● **Problem to work on**
Search the data below for "Gare"; list each line that holds it.

● **Extracted material**
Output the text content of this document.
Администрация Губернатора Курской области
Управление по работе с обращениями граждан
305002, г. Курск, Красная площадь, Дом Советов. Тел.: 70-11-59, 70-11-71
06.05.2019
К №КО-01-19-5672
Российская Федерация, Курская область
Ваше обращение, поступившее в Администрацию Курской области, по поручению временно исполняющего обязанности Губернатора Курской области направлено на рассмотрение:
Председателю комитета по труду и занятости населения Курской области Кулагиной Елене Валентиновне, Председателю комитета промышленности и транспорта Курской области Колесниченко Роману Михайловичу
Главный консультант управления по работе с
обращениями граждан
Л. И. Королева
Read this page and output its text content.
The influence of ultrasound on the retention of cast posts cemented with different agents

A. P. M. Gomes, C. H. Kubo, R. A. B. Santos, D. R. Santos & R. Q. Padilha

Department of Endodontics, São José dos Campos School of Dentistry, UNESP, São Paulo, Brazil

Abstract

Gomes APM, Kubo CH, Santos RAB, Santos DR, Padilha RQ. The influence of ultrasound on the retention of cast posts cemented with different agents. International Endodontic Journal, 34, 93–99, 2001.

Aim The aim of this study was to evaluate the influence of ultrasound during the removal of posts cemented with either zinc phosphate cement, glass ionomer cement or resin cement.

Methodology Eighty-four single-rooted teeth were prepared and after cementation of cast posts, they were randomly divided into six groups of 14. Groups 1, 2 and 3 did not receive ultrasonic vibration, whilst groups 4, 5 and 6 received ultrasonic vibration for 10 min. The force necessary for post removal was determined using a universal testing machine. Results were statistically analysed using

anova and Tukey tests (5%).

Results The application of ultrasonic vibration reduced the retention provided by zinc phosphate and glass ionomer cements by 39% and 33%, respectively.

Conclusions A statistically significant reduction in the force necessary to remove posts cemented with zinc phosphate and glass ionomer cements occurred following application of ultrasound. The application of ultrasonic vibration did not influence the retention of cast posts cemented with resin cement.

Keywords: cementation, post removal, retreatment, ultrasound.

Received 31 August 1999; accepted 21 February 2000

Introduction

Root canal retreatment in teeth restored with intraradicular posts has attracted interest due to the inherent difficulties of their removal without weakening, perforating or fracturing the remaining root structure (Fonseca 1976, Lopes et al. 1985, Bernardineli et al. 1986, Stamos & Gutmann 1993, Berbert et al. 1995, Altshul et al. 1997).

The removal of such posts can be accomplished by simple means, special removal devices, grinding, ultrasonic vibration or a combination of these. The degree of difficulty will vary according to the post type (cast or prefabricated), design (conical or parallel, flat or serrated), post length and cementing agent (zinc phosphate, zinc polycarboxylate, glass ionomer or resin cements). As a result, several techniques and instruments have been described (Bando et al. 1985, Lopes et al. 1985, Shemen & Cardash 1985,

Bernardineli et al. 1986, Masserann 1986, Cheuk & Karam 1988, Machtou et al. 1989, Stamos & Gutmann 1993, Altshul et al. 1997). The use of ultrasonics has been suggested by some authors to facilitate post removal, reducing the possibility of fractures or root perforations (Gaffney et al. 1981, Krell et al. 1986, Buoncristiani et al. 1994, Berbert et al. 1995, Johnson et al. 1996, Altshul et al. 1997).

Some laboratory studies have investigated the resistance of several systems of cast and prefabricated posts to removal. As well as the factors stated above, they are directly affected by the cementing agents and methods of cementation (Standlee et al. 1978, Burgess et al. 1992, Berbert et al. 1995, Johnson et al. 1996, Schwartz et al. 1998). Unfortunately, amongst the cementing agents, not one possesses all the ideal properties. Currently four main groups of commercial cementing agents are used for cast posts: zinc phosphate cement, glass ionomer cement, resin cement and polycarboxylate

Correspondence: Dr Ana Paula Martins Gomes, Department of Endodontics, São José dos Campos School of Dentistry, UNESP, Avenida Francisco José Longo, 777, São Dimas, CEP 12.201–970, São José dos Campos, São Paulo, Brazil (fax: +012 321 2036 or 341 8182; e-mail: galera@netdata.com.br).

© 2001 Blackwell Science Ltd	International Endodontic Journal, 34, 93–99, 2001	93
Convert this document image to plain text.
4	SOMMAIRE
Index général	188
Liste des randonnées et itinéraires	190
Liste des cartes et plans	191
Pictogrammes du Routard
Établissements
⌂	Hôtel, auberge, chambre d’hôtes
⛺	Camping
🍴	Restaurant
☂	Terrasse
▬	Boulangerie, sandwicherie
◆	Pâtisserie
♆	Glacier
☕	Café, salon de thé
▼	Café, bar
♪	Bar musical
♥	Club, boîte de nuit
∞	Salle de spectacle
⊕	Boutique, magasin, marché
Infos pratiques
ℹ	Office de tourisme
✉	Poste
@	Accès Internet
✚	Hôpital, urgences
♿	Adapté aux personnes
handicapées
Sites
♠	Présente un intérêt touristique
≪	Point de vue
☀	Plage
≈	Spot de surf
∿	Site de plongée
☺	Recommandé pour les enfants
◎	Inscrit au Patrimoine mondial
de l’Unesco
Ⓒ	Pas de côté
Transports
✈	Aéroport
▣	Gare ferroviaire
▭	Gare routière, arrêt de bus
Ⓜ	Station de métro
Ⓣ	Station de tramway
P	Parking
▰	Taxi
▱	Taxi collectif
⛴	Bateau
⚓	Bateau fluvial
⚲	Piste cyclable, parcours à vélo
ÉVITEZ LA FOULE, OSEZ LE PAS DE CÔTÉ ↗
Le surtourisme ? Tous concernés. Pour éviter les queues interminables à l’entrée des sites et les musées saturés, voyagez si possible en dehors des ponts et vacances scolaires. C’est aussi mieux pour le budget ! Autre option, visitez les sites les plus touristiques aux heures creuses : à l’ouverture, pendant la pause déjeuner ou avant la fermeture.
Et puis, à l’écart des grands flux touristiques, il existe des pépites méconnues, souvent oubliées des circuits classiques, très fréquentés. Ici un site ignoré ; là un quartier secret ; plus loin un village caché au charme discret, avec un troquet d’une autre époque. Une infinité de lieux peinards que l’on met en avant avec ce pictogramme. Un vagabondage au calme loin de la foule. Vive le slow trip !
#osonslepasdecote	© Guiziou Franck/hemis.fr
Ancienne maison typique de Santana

● **Reply**
▣	Gare ferroviaire
▭	Gare routière, arrêt de bus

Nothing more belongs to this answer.